┌─ STORED DATA

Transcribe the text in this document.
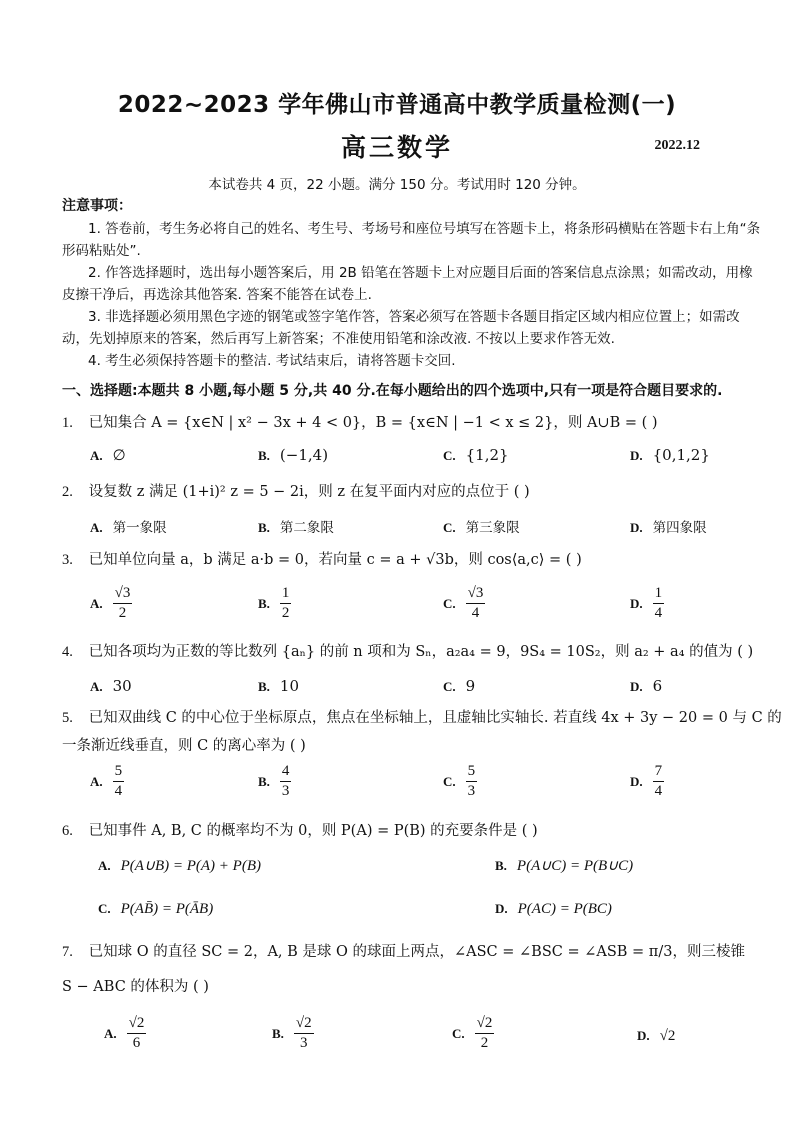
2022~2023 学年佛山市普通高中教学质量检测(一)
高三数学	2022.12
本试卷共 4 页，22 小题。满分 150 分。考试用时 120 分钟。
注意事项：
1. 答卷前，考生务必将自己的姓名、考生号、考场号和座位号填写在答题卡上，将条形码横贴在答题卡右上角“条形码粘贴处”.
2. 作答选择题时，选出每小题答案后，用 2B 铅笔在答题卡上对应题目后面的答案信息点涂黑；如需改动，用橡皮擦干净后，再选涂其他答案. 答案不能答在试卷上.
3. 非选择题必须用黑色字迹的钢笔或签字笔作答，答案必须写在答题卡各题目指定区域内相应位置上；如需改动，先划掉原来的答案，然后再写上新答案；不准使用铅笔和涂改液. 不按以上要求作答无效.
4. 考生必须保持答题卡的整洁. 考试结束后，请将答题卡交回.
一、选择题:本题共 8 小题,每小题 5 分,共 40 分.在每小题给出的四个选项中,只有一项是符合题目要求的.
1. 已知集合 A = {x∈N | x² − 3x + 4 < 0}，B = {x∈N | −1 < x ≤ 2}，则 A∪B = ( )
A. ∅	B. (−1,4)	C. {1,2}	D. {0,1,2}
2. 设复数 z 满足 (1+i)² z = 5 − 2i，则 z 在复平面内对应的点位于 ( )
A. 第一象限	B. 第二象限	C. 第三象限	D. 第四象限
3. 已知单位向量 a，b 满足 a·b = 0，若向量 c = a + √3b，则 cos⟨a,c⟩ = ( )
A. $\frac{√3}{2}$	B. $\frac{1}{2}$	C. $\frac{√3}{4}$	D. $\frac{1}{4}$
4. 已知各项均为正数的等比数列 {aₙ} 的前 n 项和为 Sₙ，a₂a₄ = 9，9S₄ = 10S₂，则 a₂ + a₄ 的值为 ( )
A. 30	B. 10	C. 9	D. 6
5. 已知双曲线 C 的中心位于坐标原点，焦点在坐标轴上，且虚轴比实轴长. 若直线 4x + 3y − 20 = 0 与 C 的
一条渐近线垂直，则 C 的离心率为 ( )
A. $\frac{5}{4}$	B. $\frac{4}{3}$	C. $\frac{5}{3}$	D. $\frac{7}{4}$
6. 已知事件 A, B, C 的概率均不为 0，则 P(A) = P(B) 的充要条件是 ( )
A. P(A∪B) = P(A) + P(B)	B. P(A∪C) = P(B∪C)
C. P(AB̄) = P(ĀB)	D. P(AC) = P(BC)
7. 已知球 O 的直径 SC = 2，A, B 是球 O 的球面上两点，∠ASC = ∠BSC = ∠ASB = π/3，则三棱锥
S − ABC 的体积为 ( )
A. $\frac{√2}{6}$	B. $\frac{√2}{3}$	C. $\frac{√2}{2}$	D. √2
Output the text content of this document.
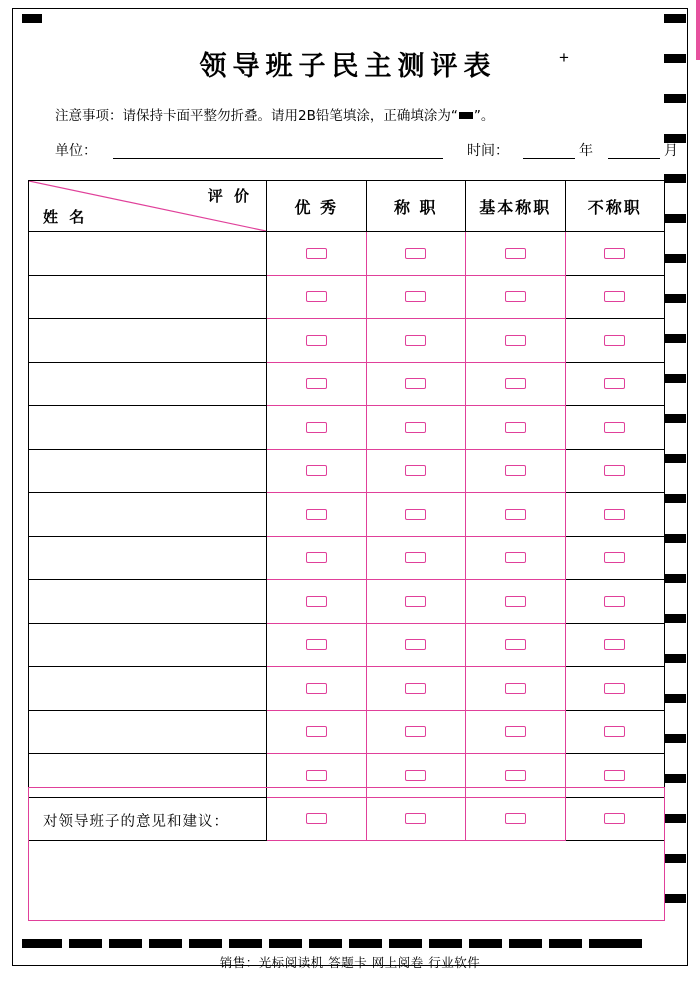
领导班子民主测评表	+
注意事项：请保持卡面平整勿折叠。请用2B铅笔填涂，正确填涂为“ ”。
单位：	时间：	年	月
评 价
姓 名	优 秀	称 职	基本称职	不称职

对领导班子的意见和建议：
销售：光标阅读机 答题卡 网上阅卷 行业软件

└─

Omit every image. Quote each record exactly.

**TASK SOLUTION:**
Transcribe the text in this document.
2022~2023 学年佛山市普通高中教学质量检测(一)
高三数学	2022.12
本试卷共 4 页，22 小题。满分 150 分。考试用时 120 分钟。
注意事项：
1. 答卷前，考生务必将自己的姓名、考生号、考场号和座位号填写在答题卡上，将条形码横贴在答题卡右上角“条形码粘贴处”.
2. 作答选择题时，选出每小题答案后，用 2B 铅笔在答题卡上对应题目后面的答案信息点涂黑；如需改动，用橡皮擦干净后，再选涂其他答案. 答案不能答在试卷上.
3. 非选择题必须用黑色字迹的钢笔或签字笔作答，答案必须写在答题卡各题目指定区域内相应位置上；如需改动，先划掉原来的答案，然后再写上新答案；不准使用铅笔和涂改液. 不按以上要求作答无效.
4. 考生必须保持答题卡的整洁. 考试结束后，请将答题卡交回.
一、选择题:本题共 8 小题,每小题 5 分,共 40 分.在每小题给出的四个选项中,只有一项是符合题目要求的.
1. 已知集合 A = {x∈N | x² − 3x + 4 < 0}，B = {x∈N | −1 < x ≤ 2}，则 A∪B = ( )
A. ∅	B. (−1,4)	C. {1,2}	D. {0,1,2}
2. 设复数 z 满足 (1+i)² z = 5 − 2i，则 z 在复平面内对应的点位于 ( )
A. 第一象限	B. 第二象限	C. 第三象限	D. 第四象限
3. 已知单位向量 a，b 满足 a·b = 0，若向量 c = a + √3b，则 cos⟨a,c⟩ = ( )
A. $\frac{√3}{2}$	B. $\frac{1}{2}$	C. $\frac{√3}{4}$	D. $\frac{1}{4}$
4. 已知各项均为正数的等比数列 {aₙ} 的前 n 项和为 Sₙ，a₂a₄ = 9，9S₄ = 10S₂，则 a₂ + a₄ 的值为 ( )
A. 30	B. 10	C. 9	D. 6
5. 已知双曲线 C 的中心位于坐标原点，焦点在坐标轴上，且虚轴比实轴长. 若直线 4x + 3y − 20 = 0 与 C 的
一条渐近线垂直，则 C 的离心率为 ( )
A. $\frac{5}{4}$	B. $\frac{4}{3}$	C. $\frac{5}{3}$	D. $\frac{7}{4}$
6. 已知事件 A, B, C 的概率均不为 0，则 P(A) = P(B) 的充要条件是 ( )
A. P(A∪B) = P(A) + P(B)	B. P(A∪C) = P(B∪C)
C. P(AB̄) = P(ĀB)	D. P(AC) = P(BC)
7. 已知球 O 的直径 SC = 2，A, B 是球 O 的球面上两点，∠ASC = ∠BSC = ∠ASB = π/3，则三棱锥
S − ABC 的体积为 ( )
A. $\frac{√2}{6}$	B. $\frac{√2}{3}$	C. $\frac{√2}{2}$	D. √2
Output the text content of this document.
领导班子民主测评表	+
注意事项：请保持卡面平整勿折叠。请用2B铅笔填涂，正确填涂为“ ”。
单位：	时间：	年	月
评 价
姓 名	优 秀	称 职	基本称职	不称职

对领导班子的意见和建议：
销售：光标阅读机 答题卡 网上阅卷 行业软件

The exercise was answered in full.